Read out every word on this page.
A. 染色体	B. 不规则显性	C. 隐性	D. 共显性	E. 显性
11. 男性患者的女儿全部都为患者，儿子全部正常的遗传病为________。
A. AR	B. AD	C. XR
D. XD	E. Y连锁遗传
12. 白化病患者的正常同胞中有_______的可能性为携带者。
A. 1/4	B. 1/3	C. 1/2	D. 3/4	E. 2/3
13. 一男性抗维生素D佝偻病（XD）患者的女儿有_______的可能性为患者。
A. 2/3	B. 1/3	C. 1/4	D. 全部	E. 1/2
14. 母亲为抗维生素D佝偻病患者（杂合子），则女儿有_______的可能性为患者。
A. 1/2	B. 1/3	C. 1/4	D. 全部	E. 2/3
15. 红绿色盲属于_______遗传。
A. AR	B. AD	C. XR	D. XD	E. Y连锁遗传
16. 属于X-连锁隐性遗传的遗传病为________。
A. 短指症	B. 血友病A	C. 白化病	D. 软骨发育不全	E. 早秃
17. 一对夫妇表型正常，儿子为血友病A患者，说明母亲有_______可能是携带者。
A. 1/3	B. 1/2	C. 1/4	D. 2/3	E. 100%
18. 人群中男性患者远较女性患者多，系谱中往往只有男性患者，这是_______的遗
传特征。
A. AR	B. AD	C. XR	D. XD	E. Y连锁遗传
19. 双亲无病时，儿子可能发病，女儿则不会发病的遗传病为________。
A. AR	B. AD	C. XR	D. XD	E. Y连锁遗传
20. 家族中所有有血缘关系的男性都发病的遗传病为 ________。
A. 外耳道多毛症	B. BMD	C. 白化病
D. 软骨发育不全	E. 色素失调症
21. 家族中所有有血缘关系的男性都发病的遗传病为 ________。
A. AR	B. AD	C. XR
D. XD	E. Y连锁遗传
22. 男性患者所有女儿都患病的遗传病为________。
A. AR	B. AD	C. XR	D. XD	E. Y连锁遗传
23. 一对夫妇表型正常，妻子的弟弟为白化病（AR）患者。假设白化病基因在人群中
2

^^^^^^^^^^^^^^^^

STATED PROBLEM:
Reproduce the complete data exactly as presented above.

THE OUTPUT:
Read out every word on this page.
A. 染色体	B. 不规则显性	C. 隐性	D. 共显性	E. 显性
11. 男性患者的女儿全部都为患者，儿子全部正常的遗传病为________。
A. AR	B. AD	C. XR
D. XD	E. Y连锁遗传
12. 白化病患者的正常同胞中有_______的可能性为携带者。
A. 1/4	B. 1/3	C. 1/2	D. 3/4	E. 2/3
13. 一男性抗维生素D佝偻病（XD）患者的女儿有_______的可能性为患者。
A. 2/3	B. 1/3	C. 1/4	D. 全部	E. 1/2
14. 母亲为抗维生素D佝偻病患者（杂合子），则女儿有_______的可能性为患者。
A. 1/2	B. 1/3	C. 1/4	D. 全部	E. 2/3
15. 红绿色盲属于_______遗传。
A. AR	B. AD	C. XR	D. XD	E. Y连锁遗传
16. 属于X-连锁隐性遗传的遗传病为________。
A. 短指症	B. 血友病A	C. 白化病	D. 软骨发育不全	E. 早秃
17. 一对夫妇表型正常，儿子为血友病A患者，说明母亲有_______可能是携带者。
A. 1/3	B. 1/2	C. 1/4	D. 2/3	E. 100%
18. 人群中男性患者远较女性患者多，系谱中往往只有男性患者，这是_______的遗
传特征。
A. AR	B. AD	C. XR	D. XD	E. Y连锁遗传
19. 双亲无病时，儿子可能发病，女儿则不会发病的遗传病为________。
A. AR	B. AD	C. XR	D. XD	E. Y连锁遗传
20. 家族中所有有血缘关系的男性都发病的遗传病为 ________。
A. 外耳道多毛症	B. BMD	C. 白化病
D. 软骨发育不全	E. 色素失调症
21. 家族中所有有血缘关系的男性都发病的遗传病为 ________。
A. AR	B. AD	C. XR
D. XD	E. Y连锁遗传
22. 男性患者所有女儿都患病的遗传病为________。
A. AR	B. AD	C. XR	D. XD	E. Y连锁遗传
23. 一对夫妇表型正常，妻子的弟弟为白化病（AR）患者。假设白化病基因在人群中
2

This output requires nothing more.